» **THE TASK**
Would you return all of this data exactly, leaving nothing out?

» **RECORDS SUPPLIED**
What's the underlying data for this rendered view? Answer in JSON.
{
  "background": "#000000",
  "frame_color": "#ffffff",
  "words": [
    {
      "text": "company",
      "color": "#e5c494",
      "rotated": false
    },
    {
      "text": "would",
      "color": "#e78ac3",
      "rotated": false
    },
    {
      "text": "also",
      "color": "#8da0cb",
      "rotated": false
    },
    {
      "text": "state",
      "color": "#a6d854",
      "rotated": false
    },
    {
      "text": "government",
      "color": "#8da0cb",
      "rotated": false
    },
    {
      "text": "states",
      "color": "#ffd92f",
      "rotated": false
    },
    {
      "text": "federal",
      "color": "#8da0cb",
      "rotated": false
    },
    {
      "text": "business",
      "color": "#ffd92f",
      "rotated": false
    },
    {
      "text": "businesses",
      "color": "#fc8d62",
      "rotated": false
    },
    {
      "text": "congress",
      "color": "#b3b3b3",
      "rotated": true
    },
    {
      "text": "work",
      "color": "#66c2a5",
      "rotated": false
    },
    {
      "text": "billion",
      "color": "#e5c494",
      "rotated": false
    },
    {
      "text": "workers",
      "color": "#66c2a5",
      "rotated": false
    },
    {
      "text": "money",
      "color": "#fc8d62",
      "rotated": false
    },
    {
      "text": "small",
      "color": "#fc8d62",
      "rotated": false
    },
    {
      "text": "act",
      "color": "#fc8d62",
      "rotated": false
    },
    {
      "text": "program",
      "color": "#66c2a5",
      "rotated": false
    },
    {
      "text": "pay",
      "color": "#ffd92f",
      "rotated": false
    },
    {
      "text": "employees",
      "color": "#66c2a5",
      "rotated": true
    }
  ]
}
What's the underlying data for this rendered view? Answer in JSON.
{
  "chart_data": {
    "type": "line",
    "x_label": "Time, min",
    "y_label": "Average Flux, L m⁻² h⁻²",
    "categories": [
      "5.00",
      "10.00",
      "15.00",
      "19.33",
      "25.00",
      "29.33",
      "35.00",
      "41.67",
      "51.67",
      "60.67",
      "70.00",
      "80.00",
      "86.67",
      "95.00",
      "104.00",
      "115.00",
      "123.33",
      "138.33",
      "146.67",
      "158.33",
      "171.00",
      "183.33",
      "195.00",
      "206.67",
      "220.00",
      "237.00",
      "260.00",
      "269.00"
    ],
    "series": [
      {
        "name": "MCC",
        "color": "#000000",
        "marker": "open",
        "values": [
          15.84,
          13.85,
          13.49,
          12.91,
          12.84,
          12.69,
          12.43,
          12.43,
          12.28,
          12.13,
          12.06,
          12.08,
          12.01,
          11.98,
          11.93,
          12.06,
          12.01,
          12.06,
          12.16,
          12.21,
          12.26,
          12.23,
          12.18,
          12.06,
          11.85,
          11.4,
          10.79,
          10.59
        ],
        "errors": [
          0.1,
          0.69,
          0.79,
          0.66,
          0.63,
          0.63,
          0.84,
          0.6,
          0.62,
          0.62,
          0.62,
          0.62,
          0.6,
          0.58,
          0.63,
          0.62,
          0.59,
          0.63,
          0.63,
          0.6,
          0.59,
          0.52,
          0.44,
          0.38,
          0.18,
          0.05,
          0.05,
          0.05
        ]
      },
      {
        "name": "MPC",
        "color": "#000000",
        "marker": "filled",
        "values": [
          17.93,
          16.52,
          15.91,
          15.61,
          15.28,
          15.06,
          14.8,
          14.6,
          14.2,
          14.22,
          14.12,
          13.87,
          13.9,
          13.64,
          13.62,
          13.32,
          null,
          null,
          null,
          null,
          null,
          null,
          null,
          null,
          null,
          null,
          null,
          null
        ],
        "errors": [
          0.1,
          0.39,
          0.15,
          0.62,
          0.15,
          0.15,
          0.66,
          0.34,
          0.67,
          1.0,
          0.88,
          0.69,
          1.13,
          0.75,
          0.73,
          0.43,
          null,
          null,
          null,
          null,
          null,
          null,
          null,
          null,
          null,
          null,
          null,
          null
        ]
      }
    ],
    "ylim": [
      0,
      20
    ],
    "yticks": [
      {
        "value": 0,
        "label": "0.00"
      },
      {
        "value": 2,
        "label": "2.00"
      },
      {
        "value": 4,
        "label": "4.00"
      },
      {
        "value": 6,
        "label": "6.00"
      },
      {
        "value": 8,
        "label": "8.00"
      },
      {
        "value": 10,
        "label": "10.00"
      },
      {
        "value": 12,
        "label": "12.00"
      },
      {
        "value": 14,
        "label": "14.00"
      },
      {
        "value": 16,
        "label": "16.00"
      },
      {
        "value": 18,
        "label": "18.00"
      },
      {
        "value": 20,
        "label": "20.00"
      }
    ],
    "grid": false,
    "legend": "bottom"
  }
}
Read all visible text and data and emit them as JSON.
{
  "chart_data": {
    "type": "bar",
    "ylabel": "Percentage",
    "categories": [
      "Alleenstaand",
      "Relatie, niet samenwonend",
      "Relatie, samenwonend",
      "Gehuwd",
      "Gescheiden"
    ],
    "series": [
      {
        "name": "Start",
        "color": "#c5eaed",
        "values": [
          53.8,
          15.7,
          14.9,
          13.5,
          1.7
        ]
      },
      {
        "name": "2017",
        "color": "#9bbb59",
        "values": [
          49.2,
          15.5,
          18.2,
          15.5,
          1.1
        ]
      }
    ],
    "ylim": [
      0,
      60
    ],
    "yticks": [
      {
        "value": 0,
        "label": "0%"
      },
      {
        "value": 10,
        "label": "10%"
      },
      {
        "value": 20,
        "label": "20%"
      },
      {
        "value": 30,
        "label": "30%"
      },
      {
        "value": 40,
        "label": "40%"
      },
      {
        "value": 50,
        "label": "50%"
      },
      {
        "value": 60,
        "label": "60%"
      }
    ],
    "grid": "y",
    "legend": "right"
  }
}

» **TASK RESULT**
What's the underlying data for this rendered view? Answer in JSON.
{
  "background": "#000000",
  "frame_color": "#ffffff",
  "words": [
    {
      "text": "company",
      "color": "#e5c494",
      "rotated": false
    },
    {
      "text": "would",
      "color": "#e78ac3",
      "rotated": false
    },
    {
      "text": "also",
      "color": "#8da0cb",
      "rotated": false
    },
    {
      "text": "state",
      "color": "#a6d854",
      "rotated": false
    },
    {
      "text": "government",
      "color": "#8da0cb",
      "rotated": false
    },
    {
      "text": "states",
      "color": "#ffd92f",
      "rotated": false
    },
    {
      "text": "federal",
      "color": "#8da0cb",
      "rotated": false
    },
    {
      "text": "business",
      "color": "#ffd92f",
      "rotated": false
    },
    {
      "text": "businesses",
      "color": "#fc8d62",
      "rotated": false
    },
    {
      "text": "congress",
      "color": "#b3b3b3",
      "rotated": true
    },
    {
      "text": "work",
      "color": "#66c2a5",
      "rotated": false
    },
    {
      "text": "billion",
      "color": "#e5c494",
      "rotated": false
    },
    {
      "text": "workers",
      "color": "#66c2a5",
      "rotated": false
    },
    {
      "text": "money",
      "color": "#fc8d62",
      "rotated": false
    },
    {
      "text": "small",
      "color": "#fc8d62",
      "rotated": false
    },
    {
      "text": "act",
      "color": "#fc8d62",
      "rotated": false
    },
    {
      "text": "program",
      "color": "#66c2a5",
      "rotated": false
    },
    {
      "text": "pay",
      "color": "#ffd92f",
      "rotated": false
    },
    {
      "text": "employees",
      "color": "#66c2a5",
      "rotated": true
    }
  ]
}
What's the underlying data for this rendered view? Answer in JSON.
{
  "chart_data": {
    "type": "line",
    "x_label": "Time, min",
    "y_label": "Average Flux, L m⁻² h⁻²",
    "categories": [
      "5.00",
      "10.00",
      "15.00",
      "19.33",
      "25.00",
      "29.33",
      "35.00",
      "41.67",
      "51.67",
      "60.67",
      "70.00",
      "80.00",
      "86.67",
      "95.00",
      "104.00",
      "115.00",
      "123.33",
      "138.33",
      "146.67",
      "158.33",
      "171.00",
      "183.33",
      "195.00",
      "206.67",
      "220.00",
      "237.00",
      "260.00",
      "269.00"
    ],
    "series": [
      {
        "name": "MCC",
        "color": "#000000",
        "marker": "open",
        "values": [
          15.84,
          13.85,
          13.49,
          12.91,
          12.84,
          12.69,
          12.43,
          12.43,
          12.28,
          12.13,
          12.06,
          12.08,
          12.01,
          11.98,
          11.93,
          12.06,
          12.01,
          12.06,
          12.16,
          12.21,
          12.26,
          12.23,
          12.18,
          12.06,
          11.85,
          11.4,
          10.79,
          10.59
        ],
        "errors": [
          0.1,
          0.69,
          0.79,
          0.66,
          0.63,
          0.63,
          0.84,
          0.6,
          0.62,
          0.62,
          0.62,
          0.62,
          0.6,
          0.58,
          0.63,
          0.62,
          0.59,
          0.63,
          0.63,
          0.6,
          0.59,
          0.52,
          0.44,
          0.38,
          0.18,
          0.05,
          0.05,
          0.05
        ]
      },
      {
        "name": "MPC",
        "color": "#000000",
        "marker": "filled",
        "values": [
          17.93,
          16.52,
          15.91,
          15.61,
          15.28,
          15.06,
          14.8,
          14.6,
          14.2,
          14.22,
          14.12,
          13.87,
          13.9,
          13.64,
          13.62,
          13.32,
          null,
          null,
          null,
          null,
          null,
          null,
          null,
          null,
          null,
          null,
          null,
          null
        ],
        "errors": [
          0.1,
          0.39,
          0.15,
          0.62,
          0.15,
          0.15,
          0.66,
          0.34,
          0.67,
          1.0,
          0.88,
          0.69,
          1.13,
          0.75,
          0.73,
          0.43,
          null,
          null,
          null,
          null,
          null,
          null,
          null,
          null,
          null,
          null,
          null,
          null
        ]
      }
    ],
    "ylim": [
      0,
      20
    ],
    "yticks": [
      {
        "value": 0,
        "label": "0.00"
      },
      {
        "value": 2,
        "label": "2.00"
      },
      {
        "value": 4,
        "label": "4.00"
      },
      {
        "value": 6,
        "label": "6.00"
      },
      {
        "value": 8,
        "label": "8.00"
      },
      {
        "value": 10,
        "label": "10.00"
      },
      {
        "value": 12,
        "label": "12.00"
      },
      {
        "value": 14,
        "label": "14.00"
      },
      {
        "value": 16,
        "label": "16.00"
      },
      {
        "value": 18,
        "label": "18.00"
      },
      {
        "value": 20,
        "label": "20.00"
      }
    ],
    "grid": false,
    "legend": "bottom"
  }
}
Read all visible text and data and emit them as JSON.
{
  "chart_data": {
    "type": "bar",
    "ylabel": "Percentage",
    "categories": [
      "Alleenstaand",
      "Relatie, niet samenwonend",
      "Relatie, samenwonend",
      "Gehuwd",
      "Gescheiden"
    ],
    "series": [
      {
        "name": "Start",
        "color": "#c5eaed",
        "values": [
          53.8,
          15.7,
          14.9,
          13.5,
          1.7
        ]
      },
      {
        "name": "2017",
        "color": "#9bbb59",
        "values": [
          49.2,
          15.5,
          18.2,
          15.5,
          1.1
        ]
      }
    ],
    "ylim": [
      0,
      60
    ],
    "yticks": [
      {
        "value": 0,
        "label": "0%"
      },
      {
        "value": 10,
        "label": "10%"
      },
      {
        "value": 20,
        "label": "20%"
      },
      {
        "value": 30,
        "label": "30%"
      },
      {
        "value": 40,
        "label": "40%"
      },
      {
        "value": 50,
        "label": "50%"
      },
      {
        "value": 60,
        "label": "60%"
      }
    ],
    "grid": "y",
    "legend": "right"
  }
}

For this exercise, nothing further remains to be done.